:: Stored rows ::

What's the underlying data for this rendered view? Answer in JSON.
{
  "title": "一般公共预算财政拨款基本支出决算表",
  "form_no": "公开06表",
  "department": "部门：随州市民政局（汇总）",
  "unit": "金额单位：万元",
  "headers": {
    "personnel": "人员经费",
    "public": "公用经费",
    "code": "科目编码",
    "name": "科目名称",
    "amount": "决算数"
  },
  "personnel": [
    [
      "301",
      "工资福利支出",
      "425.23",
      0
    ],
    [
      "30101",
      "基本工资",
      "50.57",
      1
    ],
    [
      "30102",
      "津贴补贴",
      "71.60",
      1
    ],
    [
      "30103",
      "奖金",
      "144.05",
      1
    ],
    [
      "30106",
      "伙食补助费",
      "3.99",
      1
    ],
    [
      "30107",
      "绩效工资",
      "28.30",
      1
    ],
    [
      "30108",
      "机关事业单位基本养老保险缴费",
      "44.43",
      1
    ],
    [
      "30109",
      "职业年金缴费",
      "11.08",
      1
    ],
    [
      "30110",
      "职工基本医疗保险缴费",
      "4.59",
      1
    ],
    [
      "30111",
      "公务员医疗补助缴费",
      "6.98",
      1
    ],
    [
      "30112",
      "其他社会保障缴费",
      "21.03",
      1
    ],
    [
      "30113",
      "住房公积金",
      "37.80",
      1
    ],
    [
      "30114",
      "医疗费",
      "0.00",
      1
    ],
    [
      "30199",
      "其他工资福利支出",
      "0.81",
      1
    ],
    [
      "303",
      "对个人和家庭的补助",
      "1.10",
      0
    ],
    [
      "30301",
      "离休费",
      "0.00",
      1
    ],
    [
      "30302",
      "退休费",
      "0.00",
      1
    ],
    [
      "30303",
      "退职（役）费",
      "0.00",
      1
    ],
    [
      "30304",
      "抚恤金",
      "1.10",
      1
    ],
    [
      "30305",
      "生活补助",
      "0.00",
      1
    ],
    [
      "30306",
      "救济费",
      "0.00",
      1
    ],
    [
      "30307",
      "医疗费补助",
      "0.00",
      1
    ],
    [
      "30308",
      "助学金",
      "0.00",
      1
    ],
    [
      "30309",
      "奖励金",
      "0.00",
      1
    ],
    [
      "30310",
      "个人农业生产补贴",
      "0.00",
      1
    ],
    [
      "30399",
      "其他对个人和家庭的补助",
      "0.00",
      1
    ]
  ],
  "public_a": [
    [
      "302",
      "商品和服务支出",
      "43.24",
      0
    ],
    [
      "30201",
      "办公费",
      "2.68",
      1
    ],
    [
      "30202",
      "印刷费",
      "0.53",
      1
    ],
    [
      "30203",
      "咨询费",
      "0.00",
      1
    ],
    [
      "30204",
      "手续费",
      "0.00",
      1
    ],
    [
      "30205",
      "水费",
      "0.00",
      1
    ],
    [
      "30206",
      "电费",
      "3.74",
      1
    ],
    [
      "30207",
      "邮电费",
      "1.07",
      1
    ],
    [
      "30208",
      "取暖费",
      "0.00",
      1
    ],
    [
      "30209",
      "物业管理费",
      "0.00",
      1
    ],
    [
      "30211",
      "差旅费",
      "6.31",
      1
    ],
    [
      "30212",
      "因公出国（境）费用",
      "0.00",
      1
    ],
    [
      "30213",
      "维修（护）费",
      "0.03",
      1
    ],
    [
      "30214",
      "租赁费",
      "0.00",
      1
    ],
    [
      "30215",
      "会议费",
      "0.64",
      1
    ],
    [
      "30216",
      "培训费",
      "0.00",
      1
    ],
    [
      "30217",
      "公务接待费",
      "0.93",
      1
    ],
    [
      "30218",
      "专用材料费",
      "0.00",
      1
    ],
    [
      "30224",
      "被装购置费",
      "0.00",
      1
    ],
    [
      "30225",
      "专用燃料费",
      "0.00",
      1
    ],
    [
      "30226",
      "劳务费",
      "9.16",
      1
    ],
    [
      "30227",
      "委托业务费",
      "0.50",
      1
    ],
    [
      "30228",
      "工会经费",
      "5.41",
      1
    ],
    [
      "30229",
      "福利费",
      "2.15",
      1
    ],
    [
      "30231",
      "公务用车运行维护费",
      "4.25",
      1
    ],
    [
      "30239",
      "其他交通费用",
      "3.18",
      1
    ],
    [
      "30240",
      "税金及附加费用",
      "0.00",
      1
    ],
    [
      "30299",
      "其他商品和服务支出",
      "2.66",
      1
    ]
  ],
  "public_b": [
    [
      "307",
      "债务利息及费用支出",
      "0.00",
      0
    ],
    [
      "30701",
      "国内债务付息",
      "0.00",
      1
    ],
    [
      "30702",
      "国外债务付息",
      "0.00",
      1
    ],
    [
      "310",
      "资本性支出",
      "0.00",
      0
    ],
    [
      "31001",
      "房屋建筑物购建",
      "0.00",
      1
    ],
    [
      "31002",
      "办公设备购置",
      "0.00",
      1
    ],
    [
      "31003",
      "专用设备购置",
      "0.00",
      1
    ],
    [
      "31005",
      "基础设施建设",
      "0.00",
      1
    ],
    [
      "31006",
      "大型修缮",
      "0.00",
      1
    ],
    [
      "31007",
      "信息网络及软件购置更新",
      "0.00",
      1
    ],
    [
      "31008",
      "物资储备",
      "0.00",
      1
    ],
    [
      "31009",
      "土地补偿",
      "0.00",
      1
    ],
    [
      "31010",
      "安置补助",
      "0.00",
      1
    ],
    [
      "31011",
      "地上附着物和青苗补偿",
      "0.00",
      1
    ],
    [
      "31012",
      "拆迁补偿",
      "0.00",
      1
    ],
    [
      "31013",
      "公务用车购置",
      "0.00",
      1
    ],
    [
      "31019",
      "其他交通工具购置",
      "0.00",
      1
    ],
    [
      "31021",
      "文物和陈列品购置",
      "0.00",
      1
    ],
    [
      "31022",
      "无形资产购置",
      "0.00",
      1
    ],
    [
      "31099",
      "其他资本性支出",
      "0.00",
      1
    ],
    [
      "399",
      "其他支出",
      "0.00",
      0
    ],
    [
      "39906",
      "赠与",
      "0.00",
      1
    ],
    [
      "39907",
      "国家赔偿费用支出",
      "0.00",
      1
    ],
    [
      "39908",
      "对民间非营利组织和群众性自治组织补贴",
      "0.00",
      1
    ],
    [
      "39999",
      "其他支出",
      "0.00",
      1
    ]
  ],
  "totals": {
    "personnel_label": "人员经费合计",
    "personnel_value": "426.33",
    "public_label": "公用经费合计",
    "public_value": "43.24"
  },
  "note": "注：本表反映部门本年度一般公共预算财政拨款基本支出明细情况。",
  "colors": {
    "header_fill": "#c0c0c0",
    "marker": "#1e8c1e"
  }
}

:::

**Required task:**
Give back all the data exactly as written.

**Response to the task:**
What's the underlying data for this rendered view? Answer in JSON.
{
  "title": "一般公共预算财政拨款基本支出决算表",
  "form_no": "公开06表",
  "department": "部门：随州市民政局（汇总）",
  "unit": "金额单位：万元",
  "headers": {
    "personnel": "人员经费",
    "public": "公用经费",
    "code": "科目编码",
    "name": "科目名称",
    "amount": "决算数"
  },
  "personnel": [
    [
      "301",
      "工资福利支出",
      "425.23",
      0
    ],
    [
      "30101",
      "基本工资",
      "50.57",
      1
    ],
    [
      "30102",
      "津贴补贴",
      "71.60",
      1
    ],
    [
      "30103",
      "奖金",
      "144.05",
      1
    ],
    [
      "30106",
      "伙食补助费",
      "3.99",
      1
    ],
    [
      "30107",
      "绩效工资",
      "28.30",
      1
    ],
    [
      "30108",
      "机关事业单位基本养老保险缴费",
      "44.43",
      1
    ],
    [
      "30109",
      "职业年金缴费",
      "11.08",
      1
    ],
    [
      "30110",
      "职工基本医疗保险缴费",
      "4.59",
      1
    ],
    [
      "30111",
      "公务员医疗补助缴费",
      "6.98",
      1
    ],
    [
      "30112",
      "其他社会保障缴费",
      "21.03",
      1
    ],
    [
      "30113",
      "住房公积金",
      "37.80",
      1
    ],
    [
      "30114",
      "医疗费",
      "0.00",
      1
    ],
    [
      "30199",
      "其他工资福利支出",
      "0.81",
      1
    ],
    [
      "303",
      "对个人和家庭的补助",
      "1.10",
      0
    ],
    [
      "30301",
      "离休费",
      "0.00",
      1
    ],
    [
      "30302",
      "退休费",
      "0.00",
      1
    ],
    [
      "30303",
      "退职（役）费",
      "0.00",
      1
    ],
    [
      "30304",
      "抚恤金",
      "1.10",
      1
    ],
    [
      "30305",
      "生活补助",
      "0.00",
      1
    ],
    [
      "30306",
      "救济费",
      "0.00",
      1
    ],
    [
      "30307",
      "医疗费补助",
      "0.00",
      1
    ],
    [
      "30308",
      "助学金",
      "0.00",
      1
    ],
    [
      "30309",
      "奖励金",
      "0.00",
      1
    ],
    [
      "30310",
      "个人农业生产补贴",
      "0.00",
      1
    ],
    [
      "30399",
      "其他对个人和家庭的补助",
      "0.00",
      1
    ]
  ],
  "public_a": [
    [
      "302",
      "商品和服务支出",
      "43.24",
      0
    ],
    [
      "30201",
      "办公费",
      "2.68",
      1
    ],
    [
      "30202",
      "印刷费",
      "0.53",
      1
    ],
    [
      "30203",
      "咨询费",
      "0.00",
      1
    ],
    [
      "30204",
      "手续费",
      "0.00",
      1
    ],
    [
      "30205",
      "水费",
      "0.00",
      1
    ],
    [
      "30206",
      "电费",
      "3.74",
      1
    ],
    [
      "30207",
      "邮电费",
      "1.07",
      1
    ],
    [
      "30208",
      "取暖费",
      "0.00",
      1
    ],
    [
      "30209",
      "物业管理费",
      "0.00",
      1
    ],
    [
      "30211",
      "差旅费",
      "6.31",
      1
    ],
    [
      "30212",
      "因公出国（境）费用",
      "0.00",
      1
    ],
    [
      "30213",
      "维修（护）费",
      "0.03",
      1
    ],
    [
      "30214",
      "租赁费",
      "0.00",
      1
    ],
    [
      "30215",
      "会议费",
      "0.64",
      1
    ],
    [
      "30216",
      "培训费",
      "0.00",
      1
    ],
    [
      "30217",
      "公务接待费",
      "0.93",
      1
    ],
    [
      "30218",
      "专用材料费",
      "0.00",
      1
    ],
    [
      "30224",
      "被装购置费",
      "0.00",
      1
    ],
    [
      "30225",
      "专用燃料费",
      "0.00",
      1
    ],
    [
      "30226",
      "劳务费",
      "9.16",
      1
    ],
    [
      "30227",
      "委托业务费",
      "0.50",
      1
    ],
    [
      "30228",
      "工会经费",
      "5.41",
      1
    ],
    [
      "30229",
      "福利费",
      "2.15",
      1
    ],
    [
      "30231",
      "公务用车运行维护费",
      "4.25",
      1
    ],
    [
      "30239",
      "其他交通费用",
      "3.18",
      1
    ],
    [
      "30240",
      "税金及附加费用",
      "0.00",
      1
    ],
    [
      "30299",
      "其他商品和服务支出",
      "2.66",
      1
    ]
  ],
  "public_b": [
    [
      "307",
      "债务利息及费用支出",
      "0.00",
      0
    ],
    [
      "30701",
      "国内债务付息",
      "0.00",
      1
    ],
    [
      "30702",
      "国外债务付息",
      "0.00",
      1
    ],
    [
      "310",
      "资本性支出",
      "0.00",
      0
    ],
    [
      "31001",
      "房屋建筑物购建",
      "0.00",
      1
    ],
    [
      "31002",
      "办公设备购置",
      "0.00",
      1
    ],
    [
      "31003",
      "专用设备购置",
      "0.00",
      1
    ],
    [
      "31005",
      "基础设施建设",
      "0.00",
      1
    ],
    [
      "31006",
      "大型修缮",
      "0.00",
      1
    ],
    [
      "31007",
      "信息网络及软件购置更新",
      "0.00",
      1
    ],
    [
      "31008",
      "物资储备",
      "0.00",
      1
    ],
    [
      "31009",
      "土地补偿",
      "0.00",
      1
    ],
    [
      "31010",
      "安置补助",
      "0.00",
      1
    ],
    [
      "31011",
      "地上附着物和青苗补偿",
      "0.00",
      1
    ],
    [
      "31012",
      "拆迁补偿",
      "0.00",
      1
    ],
    [
      "31013",
      "公务用车购置",
      "0.00",
      1
    ],
    [
      "31019",
      "其他交通工具购置",
      "0.00",
      1
    ],
    [
      "31021",
      "文物和陈列品购置",
      "0.00",
      1
    ],
    [
      "31022",
      "无形资产购置",
      "0.00",
      1
    ],
    [
      "31099",
      "其他资本性支出",
      "0.00",
      1
    ],
    [
      "399",
      "其他支出",
      "0.00",
      0
    ],
    [
      "39906",
      "赠与",
      "0.00",
      1
    ],
    [
      "39907",
      "国家赔偿费用支出",
      "0.00",
      1
    ],
    [
      "39908",
      "对民间非营利组织和群众性自治组织补贴",
      "0.00",
      1
    ],
    [
      "39999",
      "其他支出",
      "0.00",
      1
    ]
  ],
  "totals": {
    "personnel_label": "人员经费合计",
    "personnel_value": "426.33",
    "public_label": "公用经费合计",
    "public_value": "43.24"
  },
  "note": "注：本表反映部门本年度一般公共预算财政拨款基本支出明细情况。",
  "colors": {
    "header_fill": "#c0c0c0",
    "marker": "#1e8c1e"
  }
}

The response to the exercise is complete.